Stated problem. Identify the lines bearing the string "price" and gather them.

Stored data
.....
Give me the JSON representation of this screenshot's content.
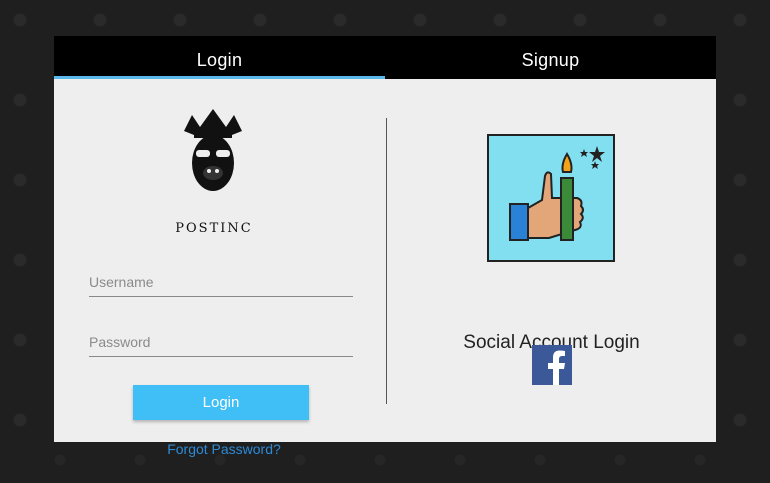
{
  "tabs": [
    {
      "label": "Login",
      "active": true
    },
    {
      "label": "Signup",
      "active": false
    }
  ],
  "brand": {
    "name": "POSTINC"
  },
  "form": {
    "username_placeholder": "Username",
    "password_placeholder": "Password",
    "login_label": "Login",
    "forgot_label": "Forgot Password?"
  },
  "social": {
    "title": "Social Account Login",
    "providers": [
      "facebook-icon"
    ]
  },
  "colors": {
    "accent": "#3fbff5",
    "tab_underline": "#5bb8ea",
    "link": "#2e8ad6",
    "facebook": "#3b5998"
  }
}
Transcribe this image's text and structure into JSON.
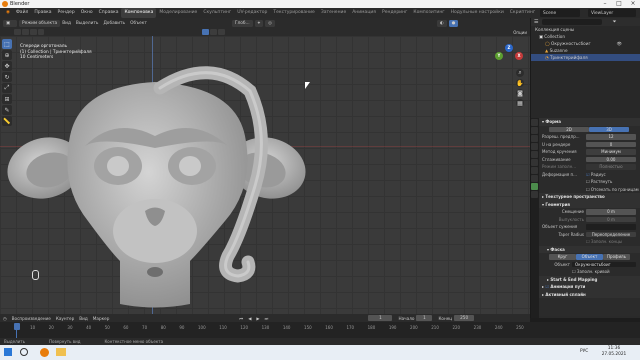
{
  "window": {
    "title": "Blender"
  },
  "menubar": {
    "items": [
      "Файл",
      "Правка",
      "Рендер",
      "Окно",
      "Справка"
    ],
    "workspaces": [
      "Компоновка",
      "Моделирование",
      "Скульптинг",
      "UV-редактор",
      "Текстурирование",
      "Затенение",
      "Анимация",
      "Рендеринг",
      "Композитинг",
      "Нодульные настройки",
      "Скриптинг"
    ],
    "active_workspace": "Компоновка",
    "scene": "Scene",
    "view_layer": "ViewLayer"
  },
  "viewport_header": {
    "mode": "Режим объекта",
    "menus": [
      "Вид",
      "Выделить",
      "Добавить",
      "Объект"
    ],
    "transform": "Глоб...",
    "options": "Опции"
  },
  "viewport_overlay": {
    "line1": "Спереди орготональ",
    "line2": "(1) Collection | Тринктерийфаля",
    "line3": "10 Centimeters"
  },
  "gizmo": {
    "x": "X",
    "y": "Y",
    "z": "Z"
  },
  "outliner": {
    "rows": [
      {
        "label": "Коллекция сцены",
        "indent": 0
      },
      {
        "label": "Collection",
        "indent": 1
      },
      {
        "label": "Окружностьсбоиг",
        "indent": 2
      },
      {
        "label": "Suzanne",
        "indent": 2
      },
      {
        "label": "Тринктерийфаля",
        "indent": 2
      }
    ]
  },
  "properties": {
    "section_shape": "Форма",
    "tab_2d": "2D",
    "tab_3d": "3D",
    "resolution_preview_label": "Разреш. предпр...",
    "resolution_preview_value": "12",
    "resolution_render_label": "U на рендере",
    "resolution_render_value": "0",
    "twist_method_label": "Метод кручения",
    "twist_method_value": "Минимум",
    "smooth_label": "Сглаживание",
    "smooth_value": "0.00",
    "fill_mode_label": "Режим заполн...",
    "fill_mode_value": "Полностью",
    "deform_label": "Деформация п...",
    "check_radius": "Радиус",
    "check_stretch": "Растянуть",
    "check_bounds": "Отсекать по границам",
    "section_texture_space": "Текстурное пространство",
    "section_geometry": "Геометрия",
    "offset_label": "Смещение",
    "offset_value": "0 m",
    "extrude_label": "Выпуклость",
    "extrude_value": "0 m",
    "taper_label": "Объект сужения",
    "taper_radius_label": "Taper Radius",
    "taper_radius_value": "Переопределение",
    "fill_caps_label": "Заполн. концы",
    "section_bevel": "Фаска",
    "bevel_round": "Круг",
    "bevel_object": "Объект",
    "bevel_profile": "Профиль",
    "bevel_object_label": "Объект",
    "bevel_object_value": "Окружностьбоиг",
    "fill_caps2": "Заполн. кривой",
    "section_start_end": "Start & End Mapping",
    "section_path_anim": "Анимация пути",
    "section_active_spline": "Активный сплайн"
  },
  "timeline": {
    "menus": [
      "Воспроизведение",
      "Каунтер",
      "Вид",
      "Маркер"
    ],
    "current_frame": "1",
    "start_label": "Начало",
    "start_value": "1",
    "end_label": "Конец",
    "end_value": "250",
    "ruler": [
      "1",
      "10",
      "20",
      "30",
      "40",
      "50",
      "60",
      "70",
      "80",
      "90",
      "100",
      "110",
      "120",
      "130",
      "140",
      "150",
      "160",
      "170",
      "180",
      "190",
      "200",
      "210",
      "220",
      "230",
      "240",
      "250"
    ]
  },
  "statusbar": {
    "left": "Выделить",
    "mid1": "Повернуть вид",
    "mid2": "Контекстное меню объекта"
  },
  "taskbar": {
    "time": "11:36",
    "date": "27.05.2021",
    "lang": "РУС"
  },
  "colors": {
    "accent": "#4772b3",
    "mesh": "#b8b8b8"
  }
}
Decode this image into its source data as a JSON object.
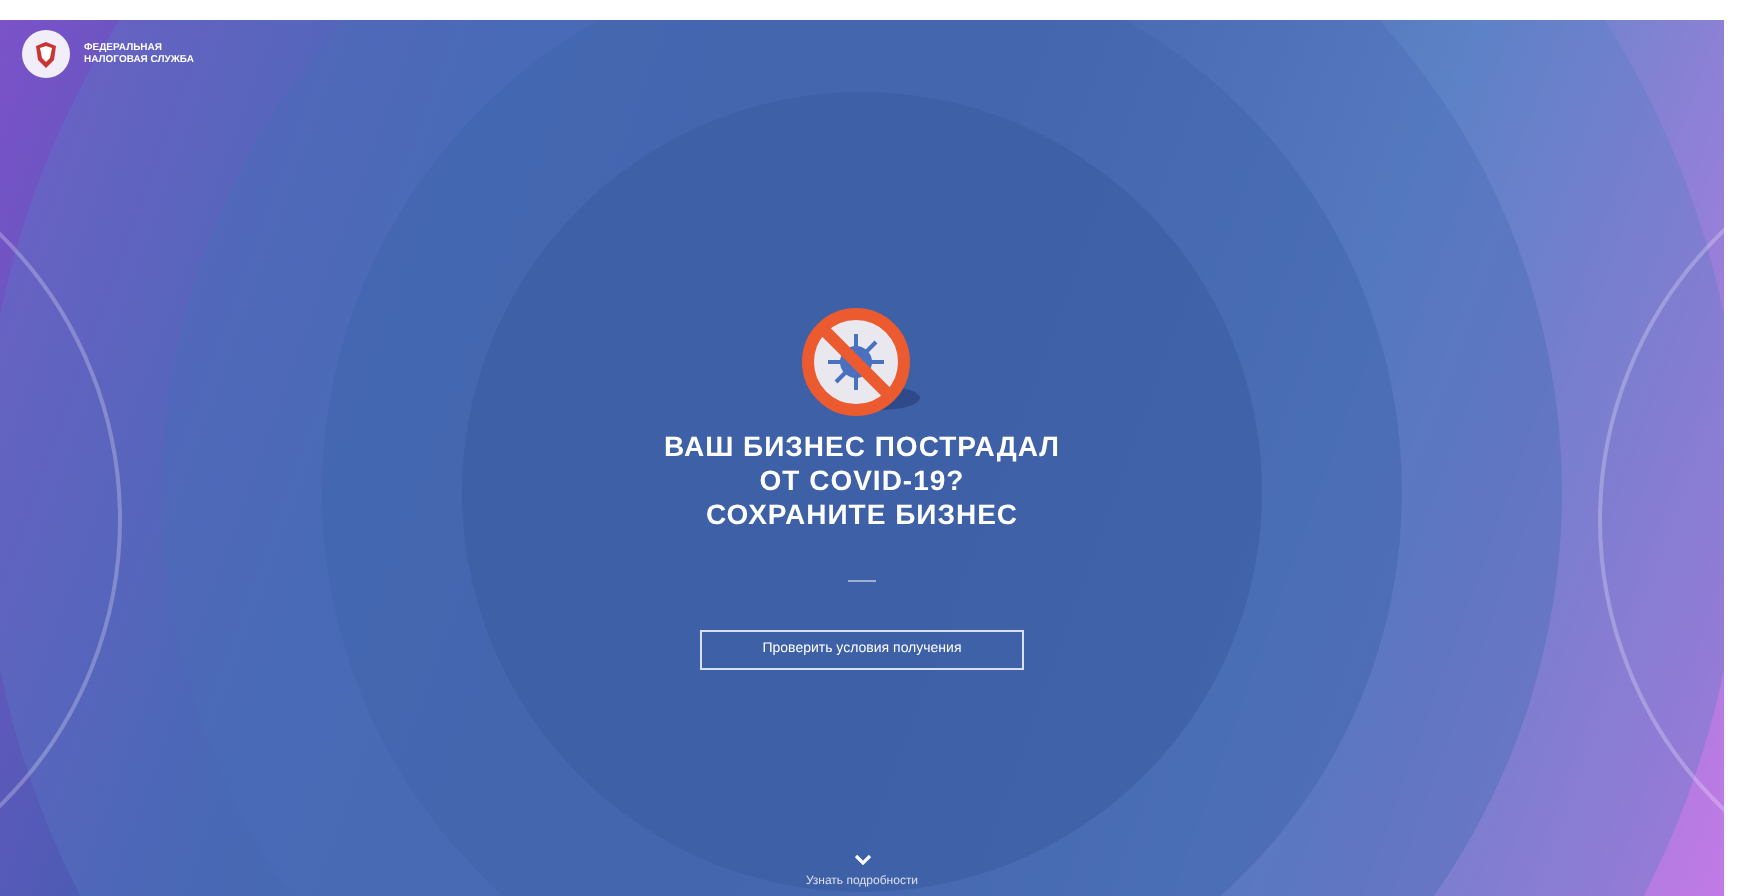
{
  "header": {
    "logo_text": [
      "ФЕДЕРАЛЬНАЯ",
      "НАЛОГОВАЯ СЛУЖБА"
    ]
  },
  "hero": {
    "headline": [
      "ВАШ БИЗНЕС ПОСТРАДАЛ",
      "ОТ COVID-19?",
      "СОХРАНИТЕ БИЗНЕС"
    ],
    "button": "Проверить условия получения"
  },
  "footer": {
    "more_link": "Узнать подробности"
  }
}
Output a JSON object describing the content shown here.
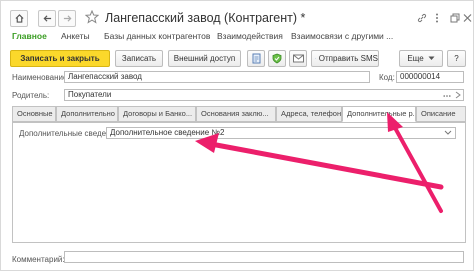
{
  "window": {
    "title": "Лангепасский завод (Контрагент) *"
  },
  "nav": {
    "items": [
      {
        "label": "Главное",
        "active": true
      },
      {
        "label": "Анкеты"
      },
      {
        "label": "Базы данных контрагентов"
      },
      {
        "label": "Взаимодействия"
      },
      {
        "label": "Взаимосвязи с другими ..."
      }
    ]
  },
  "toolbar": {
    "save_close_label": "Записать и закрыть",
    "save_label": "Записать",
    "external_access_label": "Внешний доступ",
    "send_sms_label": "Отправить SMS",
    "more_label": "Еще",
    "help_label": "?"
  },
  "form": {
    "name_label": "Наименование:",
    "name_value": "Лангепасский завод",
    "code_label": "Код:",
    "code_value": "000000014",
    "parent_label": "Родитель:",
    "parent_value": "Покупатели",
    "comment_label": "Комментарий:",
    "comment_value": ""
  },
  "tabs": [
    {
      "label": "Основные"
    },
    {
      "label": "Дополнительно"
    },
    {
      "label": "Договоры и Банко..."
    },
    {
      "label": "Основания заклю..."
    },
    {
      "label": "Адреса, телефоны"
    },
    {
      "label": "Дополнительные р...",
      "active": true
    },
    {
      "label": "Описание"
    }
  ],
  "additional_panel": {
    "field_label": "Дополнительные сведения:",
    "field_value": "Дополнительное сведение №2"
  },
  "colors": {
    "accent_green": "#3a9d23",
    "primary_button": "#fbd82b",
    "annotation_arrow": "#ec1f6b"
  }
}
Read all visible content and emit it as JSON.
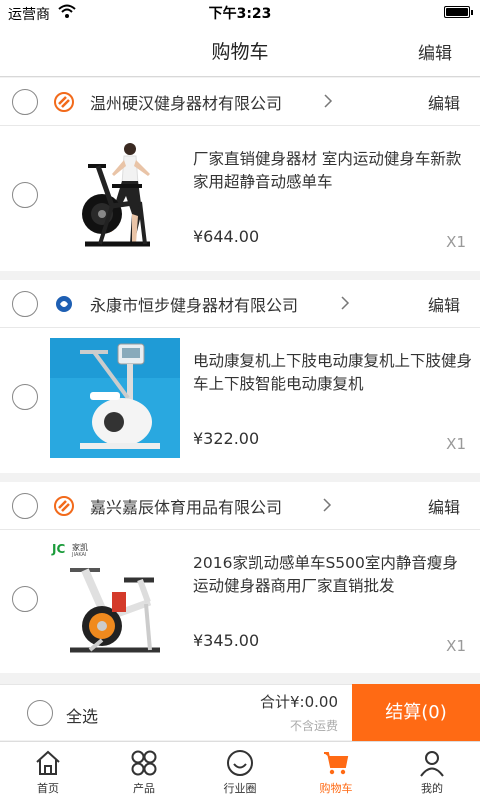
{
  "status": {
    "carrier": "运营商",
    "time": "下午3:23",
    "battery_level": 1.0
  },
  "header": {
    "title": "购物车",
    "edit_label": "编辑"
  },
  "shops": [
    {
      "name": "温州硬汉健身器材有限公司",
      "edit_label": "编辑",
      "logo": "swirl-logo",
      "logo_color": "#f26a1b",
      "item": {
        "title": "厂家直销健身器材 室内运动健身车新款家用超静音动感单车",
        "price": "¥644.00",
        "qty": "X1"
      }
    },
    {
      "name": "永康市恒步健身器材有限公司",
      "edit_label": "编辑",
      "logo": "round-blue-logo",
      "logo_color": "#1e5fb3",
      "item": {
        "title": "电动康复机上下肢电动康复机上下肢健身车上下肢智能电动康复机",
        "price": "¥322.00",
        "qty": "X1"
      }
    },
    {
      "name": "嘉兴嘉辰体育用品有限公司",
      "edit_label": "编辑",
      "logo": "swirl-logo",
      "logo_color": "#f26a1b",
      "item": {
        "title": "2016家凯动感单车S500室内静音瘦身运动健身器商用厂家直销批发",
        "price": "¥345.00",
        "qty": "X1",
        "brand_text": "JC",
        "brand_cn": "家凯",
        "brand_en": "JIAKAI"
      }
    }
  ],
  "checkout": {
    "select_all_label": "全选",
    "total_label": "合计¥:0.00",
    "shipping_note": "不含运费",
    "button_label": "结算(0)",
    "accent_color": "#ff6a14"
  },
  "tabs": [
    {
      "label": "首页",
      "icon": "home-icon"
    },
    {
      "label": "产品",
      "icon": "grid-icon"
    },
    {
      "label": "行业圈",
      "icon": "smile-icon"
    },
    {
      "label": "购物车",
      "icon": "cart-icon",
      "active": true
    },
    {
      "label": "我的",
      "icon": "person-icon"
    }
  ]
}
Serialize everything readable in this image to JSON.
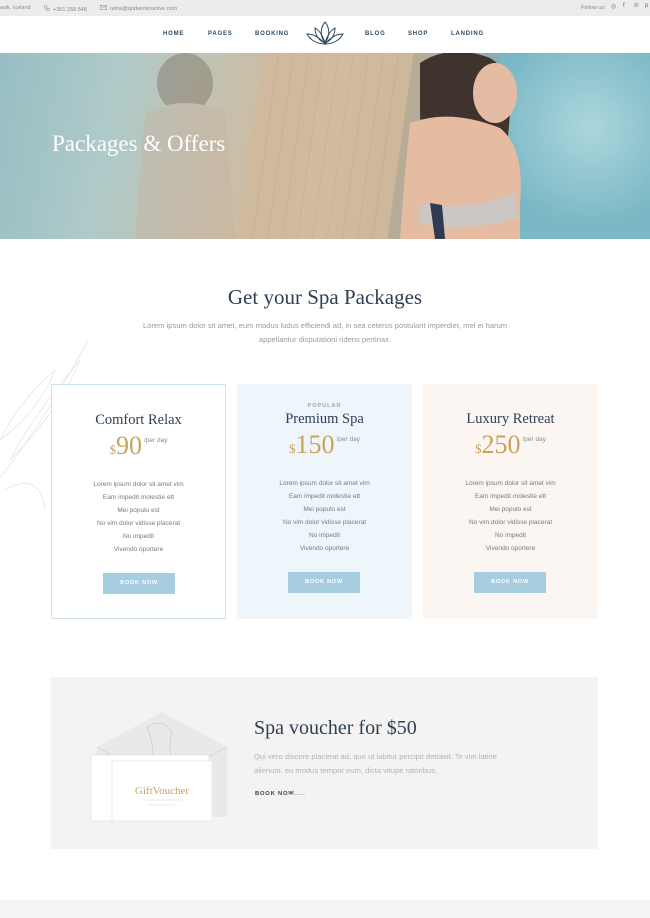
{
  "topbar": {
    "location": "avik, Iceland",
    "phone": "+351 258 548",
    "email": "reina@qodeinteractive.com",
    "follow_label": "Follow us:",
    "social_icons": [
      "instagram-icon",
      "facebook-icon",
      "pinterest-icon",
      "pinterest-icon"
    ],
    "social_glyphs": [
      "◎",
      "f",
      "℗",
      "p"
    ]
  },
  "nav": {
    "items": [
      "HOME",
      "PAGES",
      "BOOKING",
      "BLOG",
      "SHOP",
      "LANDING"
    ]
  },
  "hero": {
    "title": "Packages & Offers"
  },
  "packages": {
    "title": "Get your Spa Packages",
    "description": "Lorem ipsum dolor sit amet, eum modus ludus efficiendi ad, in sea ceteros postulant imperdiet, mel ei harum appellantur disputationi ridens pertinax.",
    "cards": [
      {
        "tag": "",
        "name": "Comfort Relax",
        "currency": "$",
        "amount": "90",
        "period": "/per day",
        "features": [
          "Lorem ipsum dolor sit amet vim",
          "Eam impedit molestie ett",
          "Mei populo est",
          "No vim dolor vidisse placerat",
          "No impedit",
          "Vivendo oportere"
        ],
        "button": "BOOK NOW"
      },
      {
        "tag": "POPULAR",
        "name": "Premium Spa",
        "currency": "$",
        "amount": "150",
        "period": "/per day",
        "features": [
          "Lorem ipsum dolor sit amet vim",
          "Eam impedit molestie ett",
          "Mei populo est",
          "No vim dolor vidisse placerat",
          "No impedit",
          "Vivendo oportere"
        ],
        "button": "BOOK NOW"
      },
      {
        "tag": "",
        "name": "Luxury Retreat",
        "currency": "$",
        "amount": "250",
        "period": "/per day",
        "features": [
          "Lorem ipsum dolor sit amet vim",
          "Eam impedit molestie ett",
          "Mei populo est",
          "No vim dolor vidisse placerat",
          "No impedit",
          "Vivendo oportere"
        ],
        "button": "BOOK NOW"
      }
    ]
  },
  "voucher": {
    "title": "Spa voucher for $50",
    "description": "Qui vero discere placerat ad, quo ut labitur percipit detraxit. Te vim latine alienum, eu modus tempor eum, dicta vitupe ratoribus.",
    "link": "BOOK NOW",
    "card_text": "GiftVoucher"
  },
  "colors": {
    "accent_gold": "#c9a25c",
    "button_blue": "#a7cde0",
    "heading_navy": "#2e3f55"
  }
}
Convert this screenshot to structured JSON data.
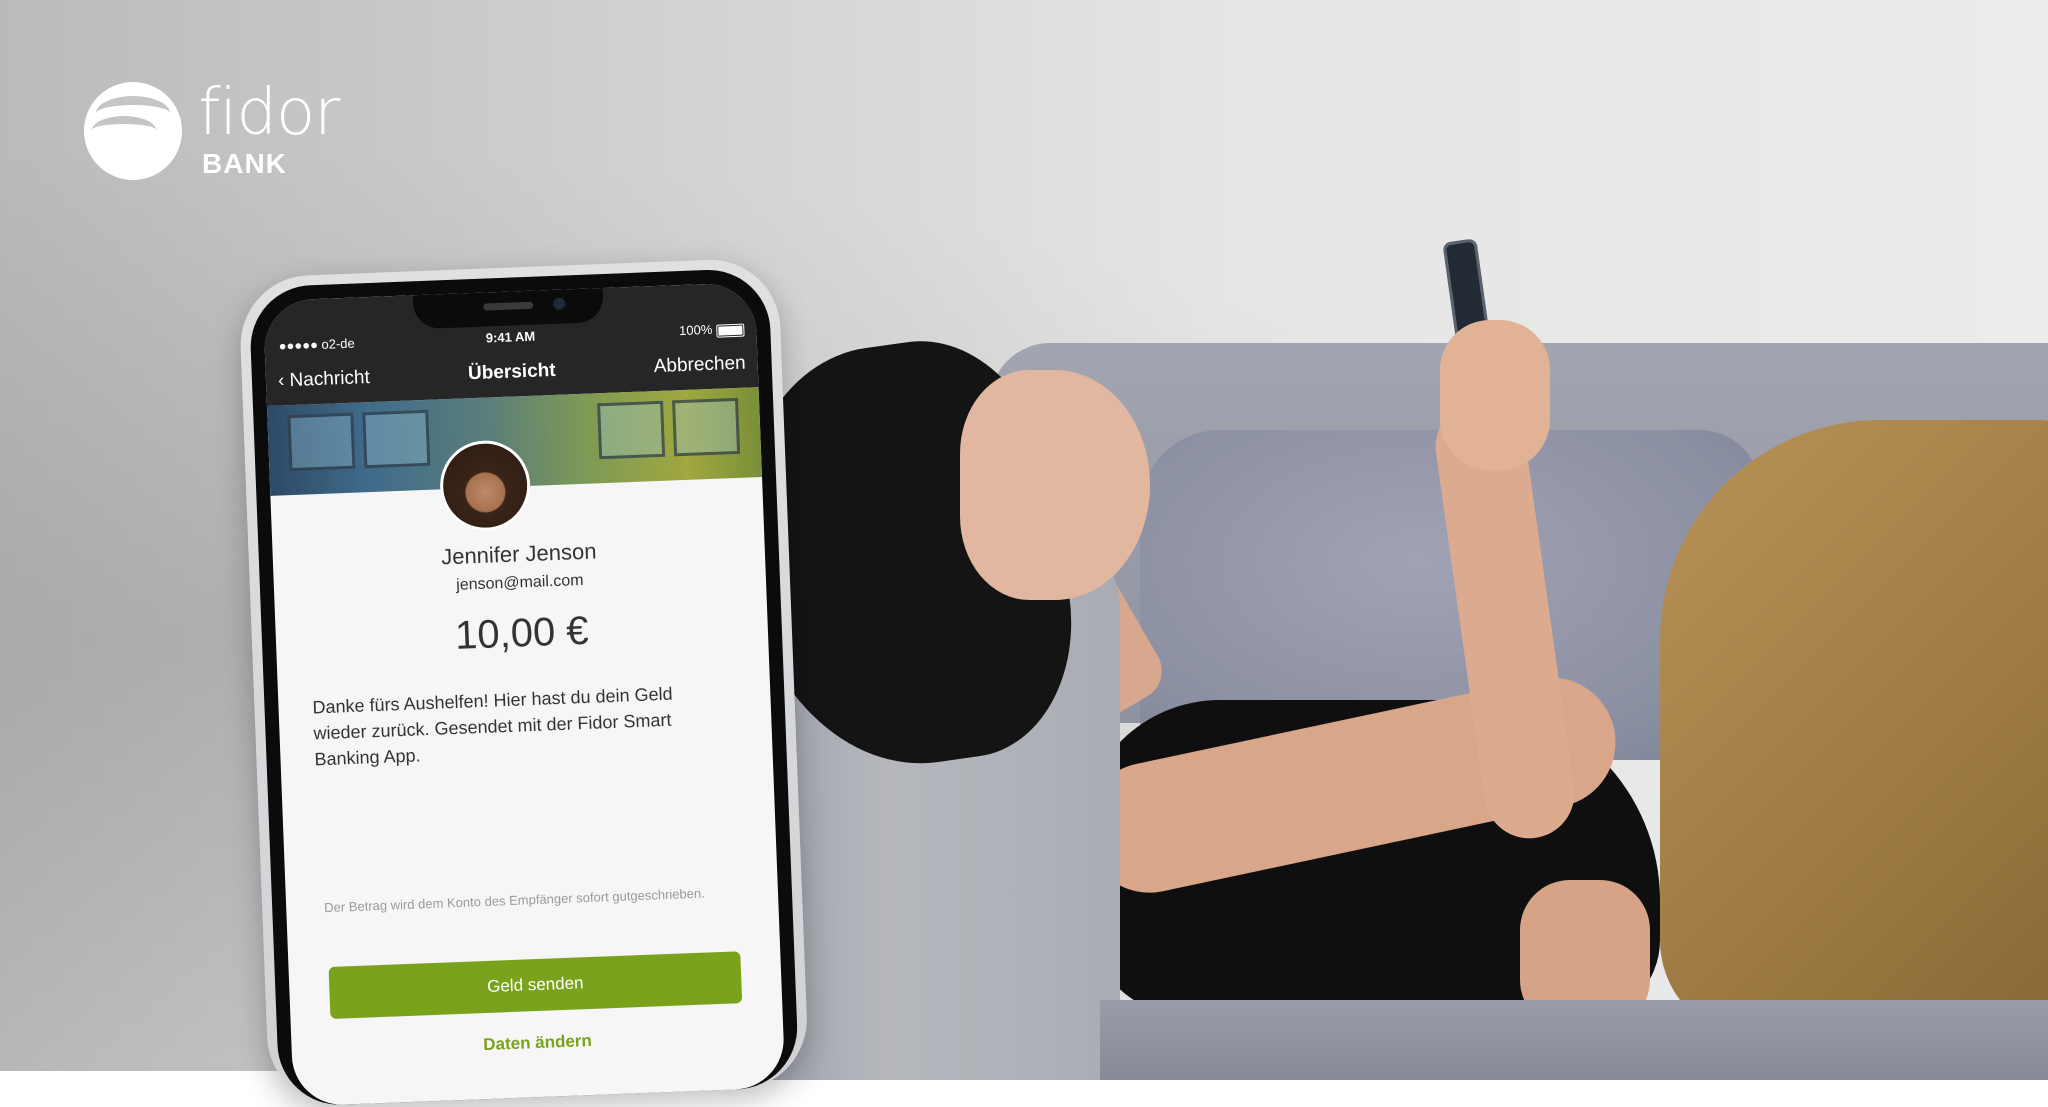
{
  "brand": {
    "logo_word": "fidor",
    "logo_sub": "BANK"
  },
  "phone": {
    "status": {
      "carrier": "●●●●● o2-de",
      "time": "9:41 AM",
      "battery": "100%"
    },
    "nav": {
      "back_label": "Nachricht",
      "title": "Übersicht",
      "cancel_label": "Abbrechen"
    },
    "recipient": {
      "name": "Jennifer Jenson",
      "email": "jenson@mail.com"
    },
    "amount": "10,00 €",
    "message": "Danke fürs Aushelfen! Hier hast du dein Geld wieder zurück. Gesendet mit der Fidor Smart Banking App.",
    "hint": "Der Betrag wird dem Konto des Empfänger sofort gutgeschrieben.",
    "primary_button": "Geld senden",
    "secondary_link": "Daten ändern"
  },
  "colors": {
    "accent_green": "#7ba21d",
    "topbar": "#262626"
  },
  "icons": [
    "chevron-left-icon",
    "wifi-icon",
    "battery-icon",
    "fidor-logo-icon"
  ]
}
.....
Response to this exercise.
        "price": "¥644.00",
        "price": "¥322.00",
        "price": "¥345.00",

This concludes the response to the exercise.